** START Provided data **

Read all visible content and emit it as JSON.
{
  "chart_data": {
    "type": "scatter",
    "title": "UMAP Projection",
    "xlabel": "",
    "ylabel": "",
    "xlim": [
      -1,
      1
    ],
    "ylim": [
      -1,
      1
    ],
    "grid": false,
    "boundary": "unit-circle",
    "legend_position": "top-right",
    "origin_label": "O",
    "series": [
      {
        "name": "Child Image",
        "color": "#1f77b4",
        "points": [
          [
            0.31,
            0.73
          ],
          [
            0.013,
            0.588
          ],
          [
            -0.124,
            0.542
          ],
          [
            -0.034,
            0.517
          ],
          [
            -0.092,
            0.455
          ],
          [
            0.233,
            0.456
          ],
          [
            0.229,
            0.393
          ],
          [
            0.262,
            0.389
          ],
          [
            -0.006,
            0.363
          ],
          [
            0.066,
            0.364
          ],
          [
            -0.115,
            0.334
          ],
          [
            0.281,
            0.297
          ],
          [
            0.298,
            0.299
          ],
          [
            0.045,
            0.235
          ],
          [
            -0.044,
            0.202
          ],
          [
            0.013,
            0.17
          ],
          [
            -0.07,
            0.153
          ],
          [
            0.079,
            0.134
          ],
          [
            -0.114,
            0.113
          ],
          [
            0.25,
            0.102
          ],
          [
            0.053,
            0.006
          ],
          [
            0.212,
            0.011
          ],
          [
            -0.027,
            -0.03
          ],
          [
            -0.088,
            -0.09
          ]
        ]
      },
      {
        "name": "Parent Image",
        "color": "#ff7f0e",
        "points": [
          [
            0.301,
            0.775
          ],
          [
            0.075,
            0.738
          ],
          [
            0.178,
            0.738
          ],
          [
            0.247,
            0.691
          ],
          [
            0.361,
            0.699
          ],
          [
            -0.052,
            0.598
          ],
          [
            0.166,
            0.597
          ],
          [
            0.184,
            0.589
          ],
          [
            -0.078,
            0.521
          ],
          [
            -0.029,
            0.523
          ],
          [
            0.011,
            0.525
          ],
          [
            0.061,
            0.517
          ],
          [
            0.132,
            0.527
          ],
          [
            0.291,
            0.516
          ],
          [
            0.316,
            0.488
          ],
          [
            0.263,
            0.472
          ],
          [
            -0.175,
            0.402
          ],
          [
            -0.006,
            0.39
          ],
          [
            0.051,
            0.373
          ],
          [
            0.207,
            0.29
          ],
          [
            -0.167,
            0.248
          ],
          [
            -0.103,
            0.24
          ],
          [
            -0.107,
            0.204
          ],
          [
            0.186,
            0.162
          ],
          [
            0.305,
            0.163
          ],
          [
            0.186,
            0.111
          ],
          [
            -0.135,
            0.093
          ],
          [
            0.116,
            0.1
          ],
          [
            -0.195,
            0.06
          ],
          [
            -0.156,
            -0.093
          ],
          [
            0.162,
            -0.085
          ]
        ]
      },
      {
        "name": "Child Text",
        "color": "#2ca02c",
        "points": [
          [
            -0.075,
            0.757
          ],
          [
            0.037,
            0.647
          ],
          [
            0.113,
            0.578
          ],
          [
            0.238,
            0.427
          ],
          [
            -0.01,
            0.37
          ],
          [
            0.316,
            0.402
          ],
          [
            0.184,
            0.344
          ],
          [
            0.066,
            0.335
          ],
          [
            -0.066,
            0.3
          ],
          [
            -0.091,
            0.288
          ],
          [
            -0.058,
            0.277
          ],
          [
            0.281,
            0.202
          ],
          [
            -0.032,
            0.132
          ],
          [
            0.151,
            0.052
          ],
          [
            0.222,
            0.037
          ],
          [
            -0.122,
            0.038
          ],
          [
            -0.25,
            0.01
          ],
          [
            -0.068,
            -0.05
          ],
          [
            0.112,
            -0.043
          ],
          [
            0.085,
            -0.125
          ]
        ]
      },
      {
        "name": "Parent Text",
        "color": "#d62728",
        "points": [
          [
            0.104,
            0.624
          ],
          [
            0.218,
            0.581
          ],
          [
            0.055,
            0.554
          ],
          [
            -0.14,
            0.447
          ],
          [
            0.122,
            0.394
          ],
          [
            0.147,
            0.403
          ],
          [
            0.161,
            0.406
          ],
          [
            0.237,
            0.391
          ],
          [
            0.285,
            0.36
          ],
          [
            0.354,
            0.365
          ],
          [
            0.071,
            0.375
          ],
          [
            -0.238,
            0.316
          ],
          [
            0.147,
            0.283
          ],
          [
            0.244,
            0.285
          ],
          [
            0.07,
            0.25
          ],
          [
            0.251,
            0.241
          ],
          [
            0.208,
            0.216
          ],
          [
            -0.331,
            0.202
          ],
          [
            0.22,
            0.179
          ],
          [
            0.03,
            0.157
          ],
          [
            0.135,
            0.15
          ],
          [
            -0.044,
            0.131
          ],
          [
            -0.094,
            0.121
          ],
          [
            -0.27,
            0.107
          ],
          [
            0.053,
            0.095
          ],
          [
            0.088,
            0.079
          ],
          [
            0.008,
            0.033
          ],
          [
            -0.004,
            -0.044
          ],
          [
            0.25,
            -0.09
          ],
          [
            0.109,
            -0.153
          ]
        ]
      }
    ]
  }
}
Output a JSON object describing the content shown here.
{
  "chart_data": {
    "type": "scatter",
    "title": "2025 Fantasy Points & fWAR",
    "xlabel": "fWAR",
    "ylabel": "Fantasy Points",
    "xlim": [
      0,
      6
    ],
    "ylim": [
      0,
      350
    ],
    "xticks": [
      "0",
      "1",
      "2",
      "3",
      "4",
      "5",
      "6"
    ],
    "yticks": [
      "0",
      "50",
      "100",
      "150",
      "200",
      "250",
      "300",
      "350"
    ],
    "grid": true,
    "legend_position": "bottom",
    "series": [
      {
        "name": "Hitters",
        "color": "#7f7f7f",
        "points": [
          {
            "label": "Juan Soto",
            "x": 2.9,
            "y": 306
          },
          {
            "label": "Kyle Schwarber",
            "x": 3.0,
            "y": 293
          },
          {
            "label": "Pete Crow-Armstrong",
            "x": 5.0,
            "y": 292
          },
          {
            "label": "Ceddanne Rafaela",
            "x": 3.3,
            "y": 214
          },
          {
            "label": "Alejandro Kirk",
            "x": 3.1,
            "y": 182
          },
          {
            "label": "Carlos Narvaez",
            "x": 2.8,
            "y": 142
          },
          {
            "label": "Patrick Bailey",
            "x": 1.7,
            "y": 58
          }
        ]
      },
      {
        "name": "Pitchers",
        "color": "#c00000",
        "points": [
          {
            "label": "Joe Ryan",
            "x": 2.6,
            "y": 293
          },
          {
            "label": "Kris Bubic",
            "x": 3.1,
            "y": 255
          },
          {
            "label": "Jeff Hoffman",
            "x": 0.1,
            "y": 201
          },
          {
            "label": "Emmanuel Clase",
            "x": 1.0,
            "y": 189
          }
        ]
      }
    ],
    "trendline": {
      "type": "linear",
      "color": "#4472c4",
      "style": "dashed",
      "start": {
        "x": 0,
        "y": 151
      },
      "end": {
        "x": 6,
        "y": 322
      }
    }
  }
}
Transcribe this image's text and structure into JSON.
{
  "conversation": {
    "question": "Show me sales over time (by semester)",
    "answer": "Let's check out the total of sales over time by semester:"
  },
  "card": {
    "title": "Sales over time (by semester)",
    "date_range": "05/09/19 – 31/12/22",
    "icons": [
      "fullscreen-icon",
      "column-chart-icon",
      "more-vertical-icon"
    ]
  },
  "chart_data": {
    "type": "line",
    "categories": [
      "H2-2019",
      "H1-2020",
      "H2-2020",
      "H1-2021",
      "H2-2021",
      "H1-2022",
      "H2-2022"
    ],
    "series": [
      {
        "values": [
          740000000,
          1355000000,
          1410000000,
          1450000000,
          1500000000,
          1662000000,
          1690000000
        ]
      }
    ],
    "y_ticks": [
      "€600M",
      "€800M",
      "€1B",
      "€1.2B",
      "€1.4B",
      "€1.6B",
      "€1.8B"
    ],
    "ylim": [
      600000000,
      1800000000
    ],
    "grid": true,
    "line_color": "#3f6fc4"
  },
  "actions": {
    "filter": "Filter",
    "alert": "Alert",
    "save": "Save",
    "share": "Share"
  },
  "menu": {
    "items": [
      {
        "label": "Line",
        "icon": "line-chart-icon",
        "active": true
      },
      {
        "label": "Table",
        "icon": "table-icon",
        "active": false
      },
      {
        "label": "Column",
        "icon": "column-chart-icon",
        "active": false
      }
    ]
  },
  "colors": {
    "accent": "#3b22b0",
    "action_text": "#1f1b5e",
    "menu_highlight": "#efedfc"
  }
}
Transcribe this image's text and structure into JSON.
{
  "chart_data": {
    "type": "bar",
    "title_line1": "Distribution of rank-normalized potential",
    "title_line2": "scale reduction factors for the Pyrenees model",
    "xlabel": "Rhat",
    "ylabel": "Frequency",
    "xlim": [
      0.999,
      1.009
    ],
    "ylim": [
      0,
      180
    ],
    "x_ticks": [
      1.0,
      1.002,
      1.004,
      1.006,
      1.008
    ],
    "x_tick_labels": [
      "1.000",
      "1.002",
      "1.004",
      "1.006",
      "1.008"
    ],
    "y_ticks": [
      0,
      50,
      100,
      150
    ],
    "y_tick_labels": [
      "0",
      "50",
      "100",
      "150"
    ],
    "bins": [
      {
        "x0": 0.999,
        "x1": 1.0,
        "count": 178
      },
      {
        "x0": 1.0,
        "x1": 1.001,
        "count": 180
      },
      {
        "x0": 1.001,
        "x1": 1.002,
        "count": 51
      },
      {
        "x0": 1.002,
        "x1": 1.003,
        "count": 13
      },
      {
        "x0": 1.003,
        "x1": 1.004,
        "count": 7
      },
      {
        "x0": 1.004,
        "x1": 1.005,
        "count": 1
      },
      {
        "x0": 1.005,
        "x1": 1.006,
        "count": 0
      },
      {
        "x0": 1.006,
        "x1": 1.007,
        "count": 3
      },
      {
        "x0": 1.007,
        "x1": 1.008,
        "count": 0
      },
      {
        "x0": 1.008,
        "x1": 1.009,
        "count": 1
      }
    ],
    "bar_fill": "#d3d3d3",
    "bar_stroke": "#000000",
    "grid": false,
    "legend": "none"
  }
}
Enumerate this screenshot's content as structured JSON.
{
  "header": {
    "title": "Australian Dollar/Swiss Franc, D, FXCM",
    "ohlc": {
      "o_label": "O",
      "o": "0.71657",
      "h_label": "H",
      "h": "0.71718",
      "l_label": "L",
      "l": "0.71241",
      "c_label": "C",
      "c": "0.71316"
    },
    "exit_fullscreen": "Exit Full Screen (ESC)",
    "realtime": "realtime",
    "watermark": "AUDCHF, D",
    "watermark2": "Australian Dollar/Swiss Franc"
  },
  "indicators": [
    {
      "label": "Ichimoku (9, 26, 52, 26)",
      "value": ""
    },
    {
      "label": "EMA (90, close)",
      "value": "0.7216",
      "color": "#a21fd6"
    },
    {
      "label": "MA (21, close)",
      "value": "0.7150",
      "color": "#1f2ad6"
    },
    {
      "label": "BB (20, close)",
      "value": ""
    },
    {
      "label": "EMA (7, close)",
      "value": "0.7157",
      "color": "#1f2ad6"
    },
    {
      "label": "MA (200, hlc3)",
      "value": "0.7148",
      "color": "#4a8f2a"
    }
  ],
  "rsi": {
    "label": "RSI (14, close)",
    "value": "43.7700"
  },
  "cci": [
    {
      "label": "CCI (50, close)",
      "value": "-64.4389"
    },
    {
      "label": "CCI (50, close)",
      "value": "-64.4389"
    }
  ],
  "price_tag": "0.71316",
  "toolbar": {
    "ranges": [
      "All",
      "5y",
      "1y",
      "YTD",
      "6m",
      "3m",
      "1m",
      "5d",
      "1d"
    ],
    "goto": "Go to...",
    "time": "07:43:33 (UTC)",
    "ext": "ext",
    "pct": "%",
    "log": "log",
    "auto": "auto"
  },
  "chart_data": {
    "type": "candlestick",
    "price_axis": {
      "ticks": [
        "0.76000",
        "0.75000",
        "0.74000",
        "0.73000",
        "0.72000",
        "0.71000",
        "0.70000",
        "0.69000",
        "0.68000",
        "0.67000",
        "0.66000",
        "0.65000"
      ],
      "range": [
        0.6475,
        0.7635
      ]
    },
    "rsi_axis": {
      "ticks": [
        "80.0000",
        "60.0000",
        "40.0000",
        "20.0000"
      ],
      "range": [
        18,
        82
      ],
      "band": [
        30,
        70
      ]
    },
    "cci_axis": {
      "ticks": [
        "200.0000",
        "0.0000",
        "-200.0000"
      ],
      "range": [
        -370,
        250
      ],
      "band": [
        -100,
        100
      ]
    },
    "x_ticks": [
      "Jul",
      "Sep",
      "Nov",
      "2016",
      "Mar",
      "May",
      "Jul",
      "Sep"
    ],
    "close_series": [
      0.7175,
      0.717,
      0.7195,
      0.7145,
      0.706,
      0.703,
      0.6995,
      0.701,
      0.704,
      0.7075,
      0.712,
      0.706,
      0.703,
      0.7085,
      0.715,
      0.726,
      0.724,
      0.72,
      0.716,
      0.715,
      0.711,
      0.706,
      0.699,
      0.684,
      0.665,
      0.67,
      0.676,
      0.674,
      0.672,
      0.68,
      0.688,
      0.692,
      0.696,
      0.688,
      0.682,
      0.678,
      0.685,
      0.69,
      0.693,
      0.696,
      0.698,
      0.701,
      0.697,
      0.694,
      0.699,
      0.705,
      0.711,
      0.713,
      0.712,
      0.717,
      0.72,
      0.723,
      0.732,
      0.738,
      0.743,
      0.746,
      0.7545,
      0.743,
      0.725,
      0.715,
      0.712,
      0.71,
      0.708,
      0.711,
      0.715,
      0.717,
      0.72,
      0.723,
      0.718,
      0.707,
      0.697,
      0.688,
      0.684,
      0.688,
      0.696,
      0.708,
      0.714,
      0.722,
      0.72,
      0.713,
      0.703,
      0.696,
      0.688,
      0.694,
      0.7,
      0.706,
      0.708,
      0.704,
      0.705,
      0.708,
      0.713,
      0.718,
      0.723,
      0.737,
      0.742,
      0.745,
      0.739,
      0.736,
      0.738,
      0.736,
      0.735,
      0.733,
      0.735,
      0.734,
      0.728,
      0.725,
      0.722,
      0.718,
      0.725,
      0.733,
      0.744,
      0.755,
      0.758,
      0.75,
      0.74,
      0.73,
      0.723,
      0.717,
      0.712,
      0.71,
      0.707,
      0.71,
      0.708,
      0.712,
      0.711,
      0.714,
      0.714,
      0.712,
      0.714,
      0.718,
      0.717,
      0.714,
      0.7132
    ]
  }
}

** END Provided data **

_Instructions to follow_:
Show all lines from the data above in which the word "type" appears.

_Full output_:
    "type": "scatter",
    "type": "scatter",
      "type": "linear",
    "type": "line",
    "type": "bar",
    "type": "candlestick",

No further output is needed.